(Records from a dataset)
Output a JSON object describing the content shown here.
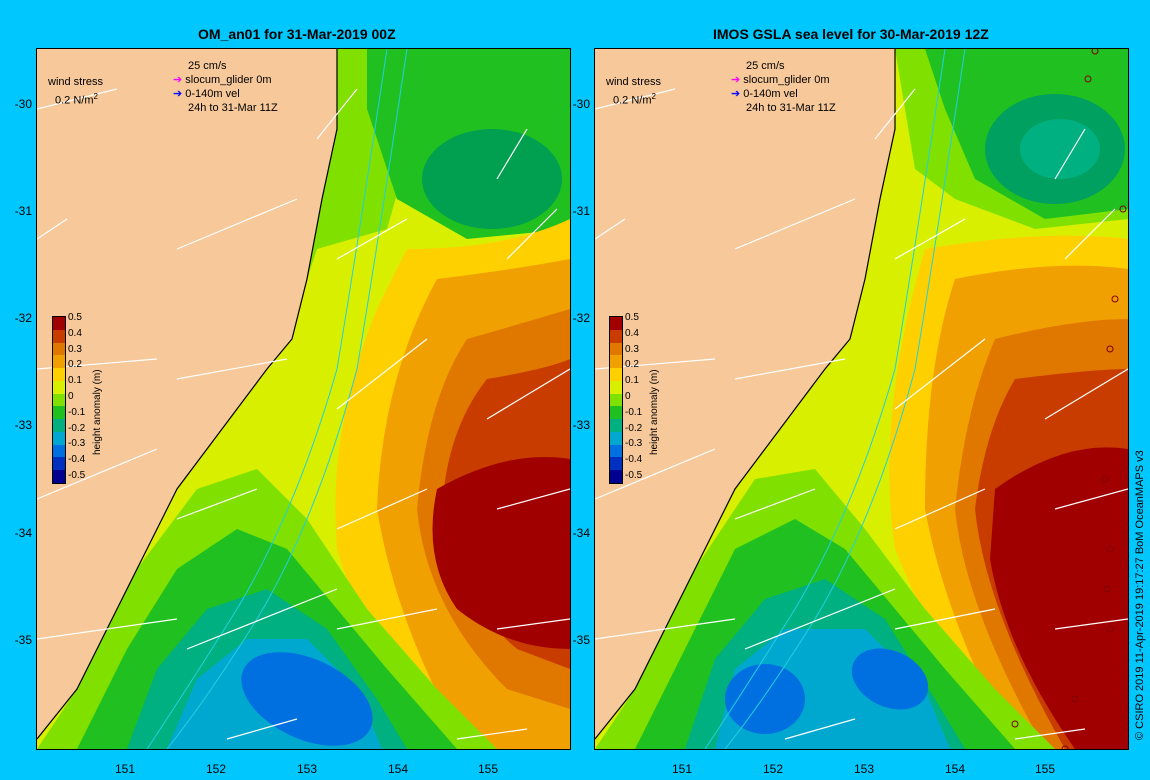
{
  "panels": [
    {
      "title": "OM_an01 for 31-Mar-2019 00Z"
    },
    {
      "title": "IMOS GSLA sea level  for 30-Mar-2019 12Z"
    }
  ],
  "legend": {
    "wind_stress": "wind stress",
    "wind_scale_value": "0.2 N/m",
    "wind_scale_exp": "2",
    "current_scale": "25 cm/s",
    "glider": "slocum_glider 0m",
    "vel": "0-140m vel",
    "track": "24h to 31-Mar 11Z",
    "glider_color": "#ff00ff",
    "vel_color": "#0000ff"
  },
  "axes": {
    "lat_labels": [
      "-30",
      "-31",
      "-32",
      "-33",
      "-34",
      "-35"
    ],
    "lon_labels": [
      "151",
      "152",
      "153",
      "154",
      "155"
    ]
  },
  "colorbar": {
    "title": "height anomaly (m)",
    "ticks": [
      "0.5",
      "0.4",
      "0.3",
      "0.2",
      "0.1",
      "0",
      "-0.1",
      "-0.2",
      "-0.3",
      "-0.4",
      "-0.5"
    ],
    "colors": [
      "#a00000",
      "#c83c00",
      "#e07800",
      "#f0a000",
      "#ffd000",
      "#d8f000",
      "#80e000",
      "#20c020",
      "#00b080",
      "#00a8d0",
      "#0070e0",
      "#0030c0",
      "#000090"
    ]
  },
  "credit": "© CSIRO 2019  11-Apr-2019 19:17:27 BoM OceanMAPS v3",
  "land_color": "#f6c89a"
}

Problem statement
Copy each line from the data above that includes "title".

Correct response
      "title": "OM_an01 for 31-Mar-2019 00Z"
      "title": "IMOS GSLA sea level  for 30-Mar-2019 12Z"
    "title": "height anomaly (m)",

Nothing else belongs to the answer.